(Data listing)

╭──

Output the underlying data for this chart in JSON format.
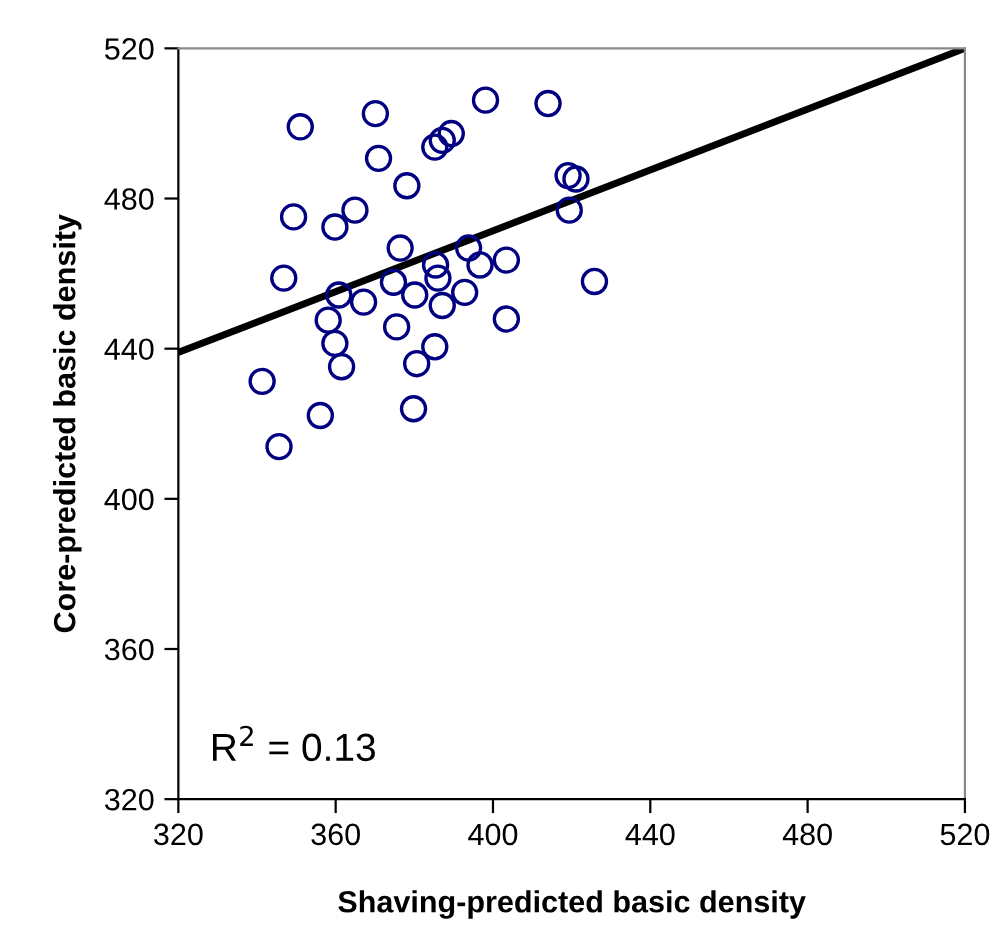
{
  "chart_data": {
    "type": "scatter",
    "xlabel": "Shaving-predicted basic density",
    "ylabel": "Core-predicted basic density",
    "annotations": [
      "R$^{2}$ = 0.13"
    ],
    "xlim": [
      320,
      520
    ],
    "ylim": [
      320,
      520
    ],
    "xticks": [
      320,
      360,
      400,
      440,
      480,
      520
    ],
    "yticks": [
      320,
      360,
      400,
      440,
      480,
      520
    ],
    "grid": false,
    "marker": "circle",
    "series": [
      {
        "color": "#000080",
        "x": [
          351.0,
          370.1,
          398.1,
          414.0,
          370.9,
          385.2,
          387.1,
          389.4,
          378.1,
          419.1,
          421.1,
          419.4,
          349.3,
          359.8,
          364.9,
          376.4,
          393.8,
          385.4,
          396.7,
          403.4,
          346.8,
          386.0,
          374.7,
          360.8,
          380.1,
          392.8,
          367.1,
          387.1,
          425.8,
          358.1,
          403.4,
          375.5,
          359.8,
          385.2,
          361.5,
          380.6,
          341.3,
          356.1,
          379.8,
          345.6
        ],
        "values": [
          499.1,
          502.6,
          506.2,
          505.3,
          490.7,
          493.7,
          495.5,
          497.3,
          483.4,
          486.1,
          485.2,
          476.9,
          475.1,
          472.4,
          476.9,
          466.8,
          466.8,
          462.3,
          462.3,
          463.6,
          458.8,
          458.8,
          457.7,
          454.3,
          454.3,
          455.0,
          452.4,
          451.5,
          457.9,
          447.6,
          447.9,
          445.8,
          441.4,
          440.5,
          435.2,
          436.0,
          431.3,
          422.2,
          424.0,
          413.9
        ]
      },
      {
        "type": "line",
        "color": "#000000",
        "x": [
          320,
          520
        ],
        "values": [
          439,
          520
        ],
        "marker": "none",
        "line_style": "solid"
      }
    ]
  }
}
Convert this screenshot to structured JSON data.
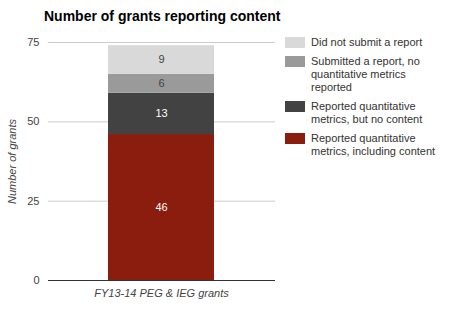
{
  "chart_data": {
    "type": "bar",
    "title": "Number of grants reporting content",
    "y_label": "Number of grants",
    "categories": [
      "FY13-14 PEG & IEG grants"
    ],
    "series": [
      {
        "name": "Reported quantitative metrics, including content",
        "color": "#8b1d0e",
        "values": [
          46
        ]
      },
      {
        "name": "Reported quantitative metrics, but no content",
        "color": "#424242",
        "values": [
          13
        ]
      },
      {
        "name": "Submitted a report, no quantitative metrics reported",
        "color": "#9a9a9a",
        "values": [
          6
        ]
      },
      {
        "name": "Did not submit a report",
        "color": "#d9d9d9",
        "values": [
          9
        ]
      }
    ],
    "stacked": true,
    "data_labels": true,
    "legend": "right",
    "ylim": [
      0,
      75
    ],
    "yticks": [
      0,
      25,
      50,
      75
    ],
    "grid": true
  }
}
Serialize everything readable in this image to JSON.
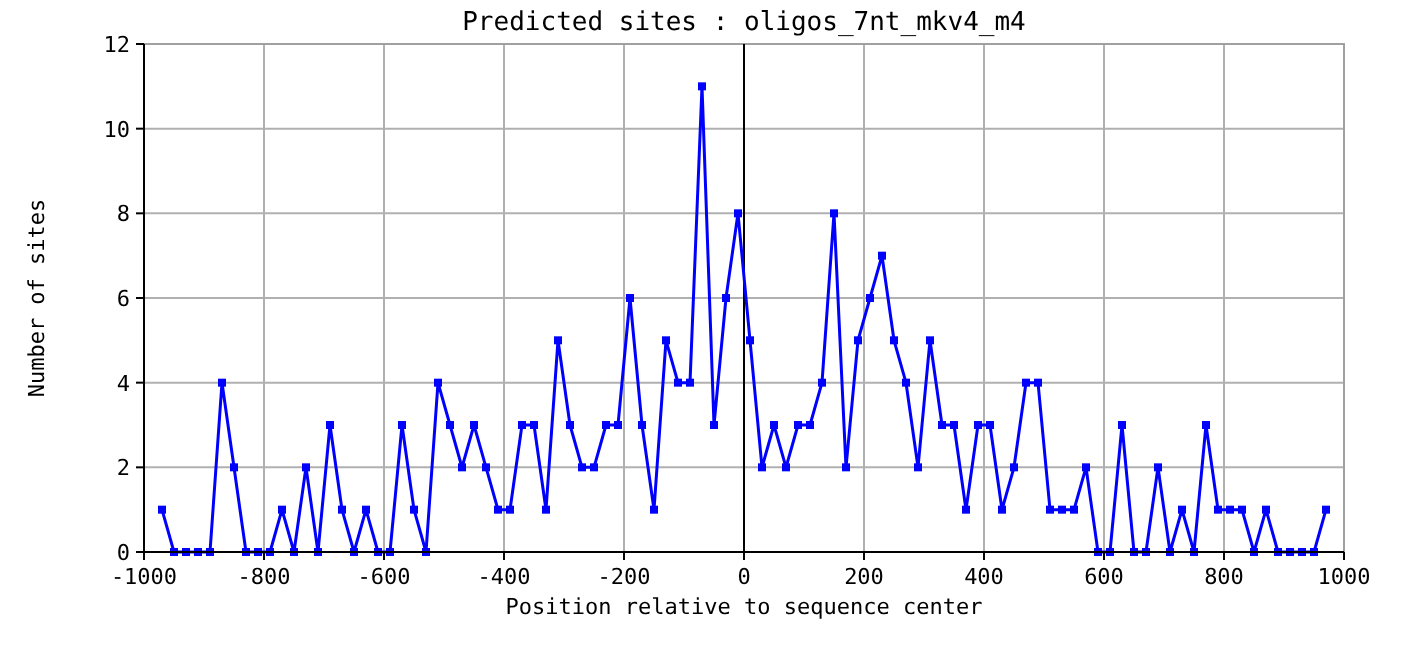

╰──

**Aim of the exercise**
Repeat everything in the records precisely. Images are excluded from the copy.

**Task solution**
Output the underlying data for this chart in JSON format.
{
  "chart_data": {
    "type": "scatter",
    "xlabel": "Shaving-predicted basic density",
    "ylabel": "Core-predicted basic density",
    "annotations": [
      "R$^{2}$ = 0.13"
    ],
    "xlim": [
      320,
      520
    ],
    "ylim": [
      320,
      520
    ],
    "xticks": [
      320,
      360,
      400,
      440,
      480,
      520
    ],
    "yticks": [
      320,
      360,
      400,
      440,
      480,
      520
    ],
    "grid": false,
    "marker": "circle",
    "series": [
      {
        "color": "#000080",
        "x": [
          351.0,
          370.1,
          398.1,
          414.0,
          370.9,
          385.2,
          387.1,
          389.4,
          378.1,
          419.1,
          421.1,
          419.4,
          349.3,
          359.8,
          364.9,
          376.4,
          393.8,
          385.4,
          396.7,
          403.4,
          346.8,
          386.0,
          374.7,
          360.8,
          380.1,
          392.8,
          367.1,
          387.1,
          425.8,
          358.1,
          403.4,
          375.5,
          359.8,
          385.2,
          361.5,
          380.6,
          341.3,
          356.1,
          379.8,
          345.6
        ],
        "values": [
          499.1,
          502.6,
          506.2,
          505.3,
          490.7,
          493.7,
          495.5,
          497.3,
          483.4,
          486.1,
          485.2,
          476.9,
          475.1,
          472.4,
          476.9,
          466.8,
          466.8,
          462.3,
          462.3,
          463.6,
          458.8,
          458.8,
          457.7,
          454.3,
          454.3,
          455.0,
          452.4,
          451.5,
          457.9,
          447.6,
          447.9,
          445.8,
          441.4,
          440.5,
          435.2,
          436.0,
          431.3,
          422.2,
          424.0,
          413.9
        ]
      },
      {
        "type": "line",
        "color": "#000000",
        "x": [
          320,
          520
        ],
        "values": [
          439,
          520
        ],
        "marker": "none",
        "line_style": "solid"
      }
    ]
  }
}
Convert this screenshot to structured JSON data.
{
  "chart_data": {
    "type": "bar",
    "title": "Number of grants reporting content",
    "y_label": "Number of grants",
    "categories": [
      "FY13-14 PEG & IEG grants"
    ],
    "series": [
      {
        "name": "Reported quantitative metrics, including content",
        "color": "#8b1d0e",
        "values": [
          46
        ]
      },
      {
        "name": "Reported quantitative metrics, but no content",
        "color": "#424242",
        "values": [
          13
        ]
      },
      {
        "name": "Submitted a report, no quantitative metrics reported",
        "color": "#9a9a9a",
        "values": [
          6
        ]
      },
      {
        "name": "Did not submit a report",
        "color": "#d9d9d9",
        "values": [
          9
        ]
      }
    ],
    "stacked": true,
    "data_labels": true,
    "legend": "right",
    "ylim": [
      0,
      75
    ],
    "yticks": [
      0,
      25,
      50,
      75
    ],
    "grid": true
  }
}
Serialize everything readable in this image to JSON.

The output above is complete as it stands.